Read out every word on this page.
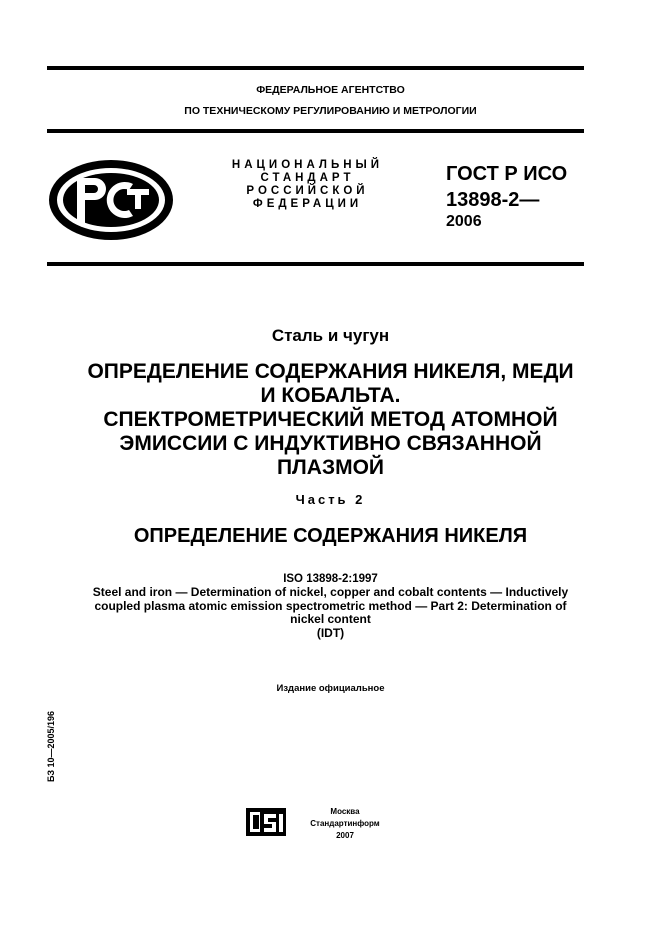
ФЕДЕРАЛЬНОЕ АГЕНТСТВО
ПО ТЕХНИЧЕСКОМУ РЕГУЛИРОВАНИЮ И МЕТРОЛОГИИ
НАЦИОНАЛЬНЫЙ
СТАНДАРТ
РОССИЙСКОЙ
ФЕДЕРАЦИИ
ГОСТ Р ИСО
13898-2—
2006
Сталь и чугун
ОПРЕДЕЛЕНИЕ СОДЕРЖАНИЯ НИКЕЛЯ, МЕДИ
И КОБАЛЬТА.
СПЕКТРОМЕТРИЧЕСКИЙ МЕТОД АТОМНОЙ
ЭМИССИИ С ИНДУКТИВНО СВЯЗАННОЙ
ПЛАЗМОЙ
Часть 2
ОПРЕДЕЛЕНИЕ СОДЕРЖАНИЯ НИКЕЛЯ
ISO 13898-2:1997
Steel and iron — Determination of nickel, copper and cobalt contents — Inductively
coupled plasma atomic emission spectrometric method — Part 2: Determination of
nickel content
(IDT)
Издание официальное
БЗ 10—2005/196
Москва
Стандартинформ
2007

--

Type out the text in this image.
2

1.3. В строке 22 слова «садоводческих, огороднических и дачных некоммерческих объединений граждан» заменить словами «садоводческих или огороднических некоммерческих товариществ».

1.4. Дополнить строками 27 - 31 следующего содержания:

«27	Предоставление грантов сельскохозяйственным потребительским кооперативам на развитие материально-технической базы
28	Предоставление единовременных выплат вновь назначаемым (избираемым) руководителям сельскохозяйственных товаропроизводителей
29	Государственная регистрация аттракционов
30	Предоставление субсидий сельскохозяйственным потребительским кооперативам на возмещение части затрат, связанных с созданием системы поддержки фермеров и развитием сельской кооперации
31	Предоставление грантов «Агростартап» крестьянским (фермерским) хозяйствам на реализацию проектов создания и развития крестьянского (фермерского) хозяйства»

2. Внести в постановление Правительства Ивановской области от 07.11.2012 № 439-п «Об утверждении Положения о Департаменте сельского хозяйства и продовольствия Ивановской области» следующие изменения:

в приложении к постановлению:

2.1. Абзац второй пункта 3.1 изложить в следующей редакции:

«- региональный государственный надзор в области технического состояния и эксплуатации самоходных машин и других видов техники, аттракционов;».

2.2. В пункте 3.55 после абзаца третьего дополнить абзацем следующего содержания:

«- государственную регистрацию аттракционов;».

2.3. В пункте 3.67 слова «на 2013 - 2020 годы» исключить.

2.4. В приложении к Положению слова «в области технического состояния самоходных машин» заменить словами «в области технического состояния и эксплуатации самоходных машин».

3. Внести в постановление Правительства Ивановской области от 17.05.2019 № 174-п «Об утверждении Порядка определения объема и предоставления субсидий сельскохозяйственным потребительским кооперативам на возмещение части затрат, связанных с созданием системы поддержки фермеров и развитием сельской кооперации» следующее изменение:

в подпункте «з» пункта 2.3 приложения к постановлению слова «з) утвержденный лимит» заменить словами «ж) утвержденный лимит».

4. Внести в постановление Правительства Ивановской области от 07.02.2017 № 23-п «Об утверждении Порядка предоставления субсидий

▶ [The exercise] Work out how many lines in the records above contain the word "состояния", and reply with that number alone.

▶ [Reply] 2